5. DIREITO E JUSTIÇA
Direito e Justiça são dois lados da mesma moeda. O Direito deve buscar a Justiça. O Direito deve ser Justo[30]. Nesse particular, vale lembrar Eduardo Couture que, em seus Mandamentos do Advogado, no 4º mandamento, nominado como “luta”, pontificou: “teu dever é lutar pelo Direito, mas no dia em que encontrares em conflito o direito e a justiça, luta pela justiça”.
Mas o que vem a ser Justiça?
E mais: como alcançá-la?
Para tentar responder a essas questões, que de há muito intrigam o ser humano, convém citar uma passagem de Cecília Meireles que, ao tentar descrever o que seria liberdade, sintetizou: “não há ninguém que (a) explique e ninguém que não (a) entenda”. Pois bem, o mesmo se pode dizer da Justiça: “não há ninguém que (a) explique e ninguém que não (a) entenda”[31].
Na mesma esteira, está observação do personagem Pip, na obra Great Expectations, de Charles Dickens: “não há nada que seja percebido e sentido tão precisamente quanto a injustiça”.[32]
Estas passagens demonstram que a concepção de Justiça, mais do que descrita, explicada ou definida deve ser sentida, apreendida, captada, aferida, aquilatada num “mix” que envolve lei e fatos; texto e contexto; pessoas, circunstâncias e contigências que interagem entre si e afluem para um entorno.

**Material a processar**
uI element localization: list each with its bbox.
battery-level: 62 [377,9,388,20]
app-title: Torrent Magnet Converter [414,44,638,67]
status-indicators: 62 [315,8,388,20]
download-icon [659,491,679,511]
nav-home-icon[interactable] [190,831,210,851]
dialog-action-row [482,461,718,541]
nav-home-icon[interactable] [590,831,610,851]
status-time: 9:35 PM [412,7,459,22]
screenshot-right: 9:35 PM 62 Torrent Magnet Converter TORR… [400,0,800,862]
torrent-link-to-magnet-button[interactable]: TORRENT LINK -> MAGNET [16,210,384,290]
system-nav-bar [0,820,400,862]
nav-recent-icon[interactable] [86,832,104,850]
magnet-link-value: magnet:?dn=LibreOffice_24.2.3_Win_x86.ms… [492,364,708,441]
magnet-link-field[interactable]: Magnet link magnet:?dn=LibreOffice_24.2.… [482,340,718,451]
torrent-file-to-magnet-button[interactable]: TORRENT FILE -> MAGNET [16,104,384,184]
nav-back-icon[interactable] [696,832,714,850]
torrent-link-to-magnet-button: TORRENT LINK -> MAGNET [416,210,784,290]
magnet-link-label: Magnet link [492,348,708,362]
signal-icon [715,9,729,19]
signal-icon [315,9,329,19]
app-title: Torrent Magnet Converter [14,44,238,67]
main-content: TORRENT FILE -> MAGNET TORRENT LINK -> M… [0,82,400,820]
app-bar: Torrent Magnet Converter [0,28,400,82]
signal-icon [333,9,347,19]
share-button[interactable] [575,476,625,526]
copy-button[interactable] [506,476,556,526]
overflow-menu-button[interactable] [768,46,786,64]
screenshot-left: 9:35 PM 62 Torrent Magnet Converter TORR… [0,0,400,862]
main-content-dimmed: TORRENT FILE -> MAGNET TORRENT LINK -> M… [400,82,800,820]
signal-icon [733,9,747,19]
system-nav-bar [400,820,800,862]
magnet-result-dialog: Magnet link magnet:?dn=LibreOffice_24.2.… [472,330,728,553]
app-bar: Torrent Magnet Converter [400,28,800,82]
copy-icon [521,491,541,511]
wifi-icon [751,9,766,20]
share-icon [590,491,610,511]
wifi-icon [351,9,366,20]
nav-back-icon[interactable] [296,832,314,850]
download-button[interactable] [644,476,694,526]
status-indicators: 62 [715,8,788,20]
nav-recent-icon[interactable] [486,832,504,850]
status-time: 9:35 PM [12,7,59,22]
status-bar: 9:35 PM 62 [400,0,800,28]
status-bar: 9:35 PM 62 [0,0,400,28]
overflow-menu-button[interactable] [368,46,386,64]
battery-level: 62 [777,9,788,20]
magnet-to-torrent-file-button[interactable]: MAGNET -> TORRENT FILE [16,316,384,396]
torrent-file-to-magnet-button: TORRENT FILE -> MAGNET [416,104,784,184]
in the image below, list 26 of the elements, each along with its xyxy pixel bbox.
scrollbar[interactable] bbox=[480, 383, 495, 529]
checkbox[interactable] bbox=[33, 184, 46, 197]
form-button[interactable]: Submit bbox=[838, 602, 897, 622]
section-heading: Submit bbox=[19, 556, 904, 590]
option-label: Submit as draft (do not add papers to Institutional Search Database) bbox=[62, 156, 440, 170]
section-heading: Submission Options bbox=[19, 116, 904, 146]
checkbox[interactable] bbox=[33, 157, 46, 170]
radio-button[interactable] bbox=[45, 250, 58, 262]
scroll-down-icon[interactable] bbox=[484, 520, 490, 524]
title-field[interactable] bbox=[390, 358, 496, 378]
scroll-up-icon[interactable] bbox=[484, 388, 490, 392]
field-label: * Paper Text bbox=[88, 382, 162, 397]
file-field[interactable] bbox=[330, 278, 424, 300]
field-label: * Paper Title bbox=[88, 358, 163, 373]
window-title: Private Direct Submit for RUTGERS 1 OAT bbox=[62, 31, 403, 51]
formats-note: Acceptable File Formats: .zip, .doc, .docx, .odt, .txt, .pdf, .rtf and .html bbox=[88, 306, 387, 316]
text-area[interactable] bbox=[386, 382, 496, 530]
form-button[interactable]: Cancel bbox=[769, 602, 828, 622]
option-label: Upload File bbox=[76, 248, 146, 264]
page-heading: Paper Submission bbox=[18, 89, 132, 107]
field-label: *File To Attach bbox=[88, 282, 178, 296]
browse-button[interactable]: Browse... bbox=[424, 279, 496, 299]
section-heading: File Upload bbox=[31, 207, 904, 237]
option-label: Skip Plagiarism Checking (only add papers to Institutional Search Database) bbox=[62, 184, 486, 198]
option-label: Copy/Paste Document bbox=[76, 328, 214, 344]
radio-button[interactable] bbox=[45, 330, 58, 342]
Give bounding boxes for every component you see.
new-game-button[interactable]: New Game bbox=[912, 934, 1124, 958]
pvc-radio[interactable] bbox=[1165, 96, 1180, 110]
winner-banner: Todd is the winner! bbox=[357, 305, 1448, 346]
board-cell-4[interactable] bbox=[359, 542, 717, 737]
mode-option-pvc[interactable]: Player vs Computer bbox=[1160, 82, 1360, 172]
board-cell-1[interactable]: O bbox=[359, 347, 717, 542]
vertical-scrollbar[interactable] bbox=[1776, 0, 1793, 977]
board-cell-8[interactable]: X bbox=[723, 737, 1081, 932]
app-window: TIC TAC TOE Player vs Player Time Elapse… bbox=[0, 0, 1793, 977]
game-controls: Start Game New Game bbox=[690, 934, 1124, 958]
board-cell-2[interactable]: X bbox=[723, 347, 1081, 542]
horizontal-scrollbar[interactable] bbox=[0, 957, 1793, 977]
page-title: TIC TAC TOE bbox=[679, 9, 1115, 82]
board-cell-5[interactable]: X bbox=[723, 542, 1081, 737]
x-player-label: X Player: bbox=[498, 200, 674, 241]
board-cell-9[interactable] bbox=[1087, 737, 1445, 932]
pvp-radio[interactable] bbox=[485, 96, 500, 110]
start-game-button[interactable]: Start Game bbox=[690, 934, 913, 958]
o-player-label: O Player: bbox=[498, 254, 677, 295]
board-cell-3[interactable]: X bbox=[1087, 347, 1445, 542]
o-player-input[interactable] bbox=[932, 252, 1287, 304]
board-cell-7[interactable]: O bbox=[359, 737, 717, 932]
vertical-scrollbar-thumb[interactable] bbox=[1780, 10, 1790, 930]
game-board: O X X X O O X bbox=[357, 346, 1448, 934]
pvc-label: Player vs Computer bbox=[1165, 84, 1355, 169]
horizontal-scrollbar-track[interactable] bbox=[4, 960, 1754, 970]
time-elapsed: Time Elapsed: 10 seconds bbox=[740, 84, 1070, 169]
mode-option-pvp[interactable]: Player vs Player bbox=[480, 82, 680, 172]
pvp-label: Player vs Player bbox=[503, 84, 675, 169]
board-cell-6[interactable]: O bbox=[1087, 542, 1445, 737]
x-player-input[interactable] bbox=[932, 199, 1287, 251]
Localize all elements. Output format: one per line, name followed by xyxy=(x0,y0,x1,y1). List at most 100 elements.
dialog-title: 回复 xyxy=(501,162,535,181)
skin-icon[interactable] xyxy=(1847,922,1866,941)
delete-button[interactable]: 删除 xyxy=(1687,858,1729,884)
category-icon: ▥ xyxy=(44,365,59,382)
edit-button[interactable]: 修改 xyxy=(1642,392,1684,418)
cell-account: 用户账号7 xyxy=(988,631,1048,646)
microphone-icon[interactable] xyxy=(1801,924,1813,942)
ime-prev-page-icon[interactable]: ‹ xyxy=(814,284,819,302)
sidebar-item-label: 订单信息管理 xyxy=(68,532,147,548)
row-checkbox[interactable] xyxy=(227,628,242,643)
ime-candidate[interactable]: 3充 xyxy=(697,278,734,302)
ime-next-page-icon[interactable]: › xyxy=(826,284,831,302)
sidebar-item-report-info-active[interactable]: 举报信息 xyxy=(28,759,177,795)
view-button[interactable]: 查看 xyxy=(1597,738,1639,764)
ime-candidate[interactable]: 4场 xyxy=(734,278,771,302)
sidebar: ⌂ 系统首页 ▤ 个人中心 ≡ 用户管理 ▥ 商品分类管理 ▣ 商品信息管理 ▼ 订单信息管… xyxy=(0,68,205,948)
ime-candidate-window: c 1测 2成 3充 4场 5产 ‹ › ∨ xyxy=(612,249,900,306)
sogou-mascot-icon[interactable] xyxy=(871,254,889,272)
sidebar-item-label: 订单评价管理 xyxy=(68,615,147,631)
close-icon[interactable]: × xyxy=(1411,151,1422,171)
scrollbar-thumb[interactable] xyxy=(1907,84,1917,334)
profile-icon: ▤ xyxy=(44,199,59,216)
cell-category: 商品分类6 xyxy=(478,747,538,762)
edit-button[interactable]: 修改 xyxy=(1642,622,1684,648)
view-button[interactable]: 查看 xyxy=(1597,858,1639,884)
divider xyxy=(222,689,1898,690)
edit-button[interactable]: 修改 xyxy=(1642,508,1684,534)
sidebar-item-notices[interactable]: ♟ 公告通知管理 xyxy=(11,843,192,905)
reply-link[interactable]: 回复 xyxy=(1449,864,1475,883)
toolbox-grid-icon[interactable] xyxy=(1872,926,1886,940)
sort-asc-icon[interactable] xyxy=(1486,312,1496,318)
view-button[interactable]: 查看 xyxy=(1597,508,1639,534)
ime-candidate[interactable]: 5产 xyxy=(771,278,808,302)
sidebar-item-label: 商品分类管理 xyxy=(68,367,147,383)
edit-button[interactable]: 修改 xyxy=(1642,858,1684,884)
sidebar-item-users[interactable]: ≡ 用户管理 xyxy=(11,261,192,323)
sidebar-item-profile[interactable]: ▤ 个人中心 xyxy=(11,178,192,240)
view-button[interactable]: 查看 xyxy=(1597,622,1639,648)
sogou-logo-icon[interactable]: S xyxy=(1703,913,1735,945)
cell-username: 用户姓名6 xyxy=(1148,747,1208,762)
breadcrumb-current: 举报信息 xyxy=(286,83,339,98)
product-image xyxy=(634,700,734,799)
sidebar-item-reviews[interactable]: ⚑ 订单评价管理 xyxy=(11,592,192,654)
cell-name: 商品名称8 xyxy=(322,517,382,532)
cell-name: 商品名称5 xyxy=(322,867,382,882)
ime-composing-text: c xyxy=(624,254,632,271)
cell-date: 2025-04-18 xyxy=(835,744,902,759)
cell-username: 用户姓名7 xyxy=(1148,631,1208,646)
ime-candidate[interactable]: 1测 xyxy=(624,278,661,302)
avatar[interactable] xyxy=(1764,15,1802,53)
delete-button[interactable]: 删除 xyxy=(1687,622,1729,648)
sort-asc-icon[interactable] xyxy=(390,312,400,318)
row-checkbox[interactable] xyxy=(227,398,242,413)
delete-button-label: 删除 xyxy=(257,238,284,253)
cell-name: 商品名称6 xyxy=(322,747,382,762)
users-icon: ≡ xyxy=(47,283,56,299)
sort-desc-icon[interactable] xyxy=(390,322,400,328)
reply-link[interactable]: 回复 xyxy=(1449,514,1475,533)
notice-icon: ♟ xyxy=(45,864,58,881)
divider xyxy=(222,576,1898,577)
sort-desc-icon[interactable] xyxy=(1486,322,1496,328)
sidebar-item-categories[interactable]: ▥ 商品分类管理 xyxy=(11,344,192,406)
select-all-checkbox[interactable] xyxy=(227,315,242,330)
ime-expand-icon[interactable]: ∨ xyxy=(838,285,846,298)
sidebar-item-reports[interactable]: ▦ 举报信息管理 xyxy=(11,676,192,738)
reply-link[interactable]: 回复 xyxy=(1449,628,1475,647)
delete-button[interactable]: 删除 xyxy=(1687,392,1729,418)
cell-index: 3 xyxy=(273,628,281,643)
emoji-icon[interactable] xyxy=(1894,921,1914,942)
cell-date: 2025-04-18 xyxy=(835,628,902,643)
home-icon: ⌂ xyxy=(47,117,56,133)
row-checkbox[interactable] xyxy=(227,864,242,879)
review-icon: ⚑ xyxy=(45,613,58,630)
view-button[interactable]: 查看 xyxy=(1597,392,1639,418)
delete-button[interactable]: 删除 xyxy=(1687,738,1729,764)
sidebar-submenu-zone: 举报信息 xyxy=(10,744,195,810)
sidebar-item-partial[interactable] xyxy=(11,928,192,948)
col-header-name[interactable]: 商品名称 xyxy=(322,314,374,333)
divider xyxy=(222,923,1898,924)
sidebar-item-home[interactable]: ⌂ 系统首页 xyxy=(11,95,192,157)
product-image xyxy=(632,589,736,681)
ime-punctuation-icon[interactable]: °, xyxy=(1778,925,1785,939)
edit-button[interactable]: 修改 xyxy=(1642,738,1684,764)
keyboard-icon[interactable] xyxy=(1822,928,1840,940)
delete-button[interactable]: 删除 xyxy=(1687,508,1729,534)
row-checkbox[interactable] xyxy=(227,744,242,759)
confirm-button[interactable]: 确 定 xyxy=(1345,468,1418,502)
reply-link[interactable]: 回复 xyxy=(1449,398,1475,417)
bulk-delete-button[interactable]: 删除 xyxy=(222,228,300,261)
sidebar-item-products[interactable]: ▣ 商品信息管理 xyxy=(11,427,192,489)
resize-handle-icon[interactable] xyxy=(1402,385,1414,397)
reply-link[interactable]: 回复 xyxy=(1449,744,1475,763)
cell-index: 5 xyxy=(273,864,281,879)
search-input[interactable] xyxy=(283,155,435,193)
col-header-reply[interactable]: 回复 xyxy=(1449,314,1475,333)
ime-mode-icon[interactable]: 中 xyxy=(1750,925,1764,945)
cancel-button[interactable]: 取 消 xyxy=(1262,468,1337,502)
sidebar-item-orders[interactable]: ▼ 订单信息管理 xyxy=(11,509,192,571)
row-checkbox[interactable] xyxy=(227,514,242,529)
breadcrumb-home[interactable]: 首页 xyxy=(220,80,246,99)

**Tarefas**
A) Traduza para o inglês a frase "Direito e Justiça são dois lados da mesma moeda.", tirada do trecho sobre direito e justiça.
B) Organize como tabela Markdown, com as colunas Nº e Linha, a parte da listagem que vai do início até a linha que contém "wifi-icon [351,9,366,20]", com as duas pontas incluídas. Deixe de fora as linhas em branco.

**Respostas**
A) Law and Justice are two sides of the same coin.

B)
| Nº | Linha |
|---|---|
| 1 | uI element localization: list each with its bbox. |
| 2 | battery-level: 62 [377,9,388,20] |
| 3 | app-title: Torrent Magnet Converter [414,44,638,67] |
| 4 | status-indicators: 62 [315,8,388,20] |
| 5 | download-icon [659,491,679,511] |
| 6 | nav-home-icon[interactable] [190,831,210,851] |
| 7 | dialog-action-row [482,461,718,541] |
| 8 | nav-home-icon[interactable] [590,831,610,851] |
| 9 | status-time: 9:35 PM [412,7,459,22] |
| 10 | screenshot-right: 9:35 PM 62 Torrent Magnet Converter TORR… [400,0,800,862] |
| 11 | torrent-link-to-magnet-button[interactable]: TORRENT LINK -> MAGNET [16,210,384,290] |
| 12 | system-nav-bar [0,820,400,862] |
| 13 | nav-recent-icon[interactable] [86,832,104,850] |
| 14 | magnet-link-value: magnet:?dn=LibreOffice_24.2.3_Win_x86.ms… [492,364,708,441] |
| 15 | magnet-link-field[interactable]: Magnet link magnet:?dn=LibreOffice_24.2.… [482,340,718,451] |
| 16 | torrent-file-to-magnet-button[interactable]: TORRENT FILE -> MAGNET [16,104,384,184] |
| 17 | nav-back-icon[interactable] [696,832,714,850] |
| 18 | torrent-link-to-magnet-button: TORRENT LINK -> MAGNET [416,210,784,290] |
| 19 | magnet-link-label: Magnet link [492,348,708,362] |
| 20 | signal-icon [715,9,729,19] |
| 21 | signal-icon [315,9,329,19] |
| 22 | app-title: Torrent Magnet Converter [14,44,238,67] |
| 23 | main-content: TORRENT FILE -> MAGNET TORRENT LINK -> M… [0,82,400,820] |
| 24 | app-bar: Torrent Magnet Converter [0,28,400,82] |
| 25 | signal-icon [333,9,347,19] |
| 26 | share-button[interactable] [575,476,625,526] |
| 27 | copy-button[interactable] [506,476,556,526] |
| 28 | overflow-menu-button[interactable] [768,46,786,64] |
| 29 | screenshot-left: 9:35 PM 62 Torrent Magnet Converter TORR… [0,0,400,862] |
| 30 | main-content-dimmed: TORRENT FILE -> MAGNET TORRENT LINK -> M… [400,82,800,820] |
| 31 | signal-icon [733,9,747,19] |
| 32 | system-nav-bar [400,820,800,862] |
| 33 | magnet-result-dialog: Magnet link magnet:?dn=LibreOffice_24.2.… [472,330,728,553] |
| 34 | app-bar: Torrent Magnet Converter [400,28,800,82] |
| 35 | copy-icon [521,491,541,511] |
| 36 | wifi-icon [751,9,766,20] |
| 37 | share-icon [590,491,610,511] |
| 38 | wifi-icon [351,9,366,20] |